Begin The input

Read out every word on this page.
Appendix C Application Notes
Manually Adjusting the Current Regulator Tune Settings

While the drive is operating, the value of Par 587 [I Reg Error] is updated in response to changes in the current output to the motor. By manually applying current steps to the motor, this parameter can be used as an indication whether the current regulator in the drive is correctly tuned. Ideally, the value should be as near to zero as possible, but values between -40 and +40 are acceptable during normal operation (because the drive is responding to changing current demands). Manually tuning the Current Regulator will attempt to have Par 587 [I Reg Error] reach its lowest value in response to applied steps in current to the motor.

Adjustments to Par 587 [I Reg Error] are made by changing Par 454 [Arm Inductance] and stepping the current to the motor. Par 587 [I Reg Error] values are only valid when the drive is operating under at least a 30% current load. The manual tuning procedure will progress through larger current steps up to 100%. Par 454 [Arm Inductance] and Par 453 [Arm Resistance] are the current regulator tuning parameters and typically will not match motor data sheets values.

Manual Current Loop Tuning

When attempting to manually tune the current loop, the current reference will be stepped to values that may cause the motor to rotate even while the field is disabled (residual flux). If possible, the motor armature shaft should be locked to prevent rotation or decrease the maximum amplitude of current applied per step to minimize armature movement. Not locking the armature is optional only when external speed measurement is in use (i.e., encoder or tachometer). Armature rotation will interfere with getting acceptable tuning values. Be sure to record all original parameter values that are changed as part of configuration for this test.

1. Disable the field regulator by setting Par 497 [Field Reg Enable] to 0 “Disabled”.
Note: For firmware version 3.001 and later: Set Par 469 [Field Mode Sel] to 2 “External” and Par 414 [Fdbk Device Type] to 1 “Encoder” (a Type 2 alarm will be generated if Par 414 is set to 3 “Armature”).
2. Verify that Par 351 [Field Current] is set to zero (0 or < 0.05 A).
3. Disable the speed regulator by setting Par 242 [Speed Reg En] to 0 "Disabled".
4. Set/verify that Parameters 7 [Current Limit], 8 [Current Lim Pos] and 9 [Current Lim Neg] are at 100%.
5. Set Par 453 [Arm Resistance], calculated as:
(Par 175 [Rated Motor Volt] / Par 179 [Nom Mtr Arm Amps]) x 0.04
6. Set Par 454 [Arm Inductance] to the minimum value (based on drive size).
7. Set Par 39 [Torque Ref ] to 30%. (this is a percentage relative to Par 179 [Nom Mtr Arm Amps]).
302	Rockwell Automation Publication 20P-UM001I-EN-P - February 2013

End The input

**Work to be completed**
Give back the whole listing exactly as it reads.

**Written solution**
Read out every word on this page.
Appendix C Application Notes
Manually Adjusting the Current Regulator Tune Settings

While the drive is operating, the value of Par 587 [I Reg Error] is updated in response to changes in the current output to the motor. By manually applying current steps to the motor, this parameter can be used as an indication whether the current regulator in the drive is correctly tuned. Ideally, the value should be as near to zero as possible, but values between -40 and +40 are acceptable during normal operation (because the drive is responding to changing current demands). Manually tuning the Current Regulator will attempt to have Par 587 [I Reg Error] reach its lowest value in response to applied steps in current to the motor.

Adjustments to Par 587 [I Reg Error] are made by changing Par 454 [Arm Inductance] and stepping the current to the motor. Par 587 [I Reg Error] values are only valid when the drive is operating under at least a 30% current load. The manual tuning procedure will progress through larger current steps up to 100%. Par 454 [Arm Inductance] and Par 453 [Arm Resistance] are the current regulator tuning parameters and typically will not match motor data sheets values.

Manual Current Loop Tuning

When attempting to manually tune the current loop, the current reference will be stepped to values that may cause the motor to rotate even while the field is disabled (residual flux). If possible, the motor armature shaft should be locked to prevent rotation or decrease the maximum amplitude of current applied per step to minimize armature movement. Not locking the armature is optional only when external speed measurement is in use (i.e., encoder or tachometer). Armature rotation will interfere with getting acceptable tuning values. Be sure to record all original parameter values that are changed as part of configuration for this test.

1. Disable the field regulator by setting Par 497 [Field Reg Enable] to 0 “Disabled”.
Note: For firmware version 3.001 and later: Set Par 469 [Field Mode Sel] to 2 “External” and Par 414 [Fdbk Device Type] to 1 “Encoder” (a Type 2 alarm will be generated if Par 414 is set to 3 “Armature”).
2. Verify that Par 351 [Field Current] is set to zero (0 or < 0.05 A).
3. Disable the speed regulator by setting Par 242 [Speed Reg En] to 0 "Disabled".
4. Set/verify that Parameters 7 [Current Limit], 8 [Current Lim Pos] and 9 [Current Lim Neg] are at 100%.
5. Set Par 453 [Arm Resistance], calculated as:
(Par 175 [Rated Motor Volt] / Par 179 [Nom Mtr Arm Amps]) x 0.04
6. Set Par 454 [Arm Inductance] to the minimum value (based on drive size).
7. Set Par 39 [Torque Ref ] to 30%. (this is a percentage relative to Par 179 [Nom Mtr Arm Amps]).
302	Rockwell Automation Publication 20P-UM001I-EN-P - February 2013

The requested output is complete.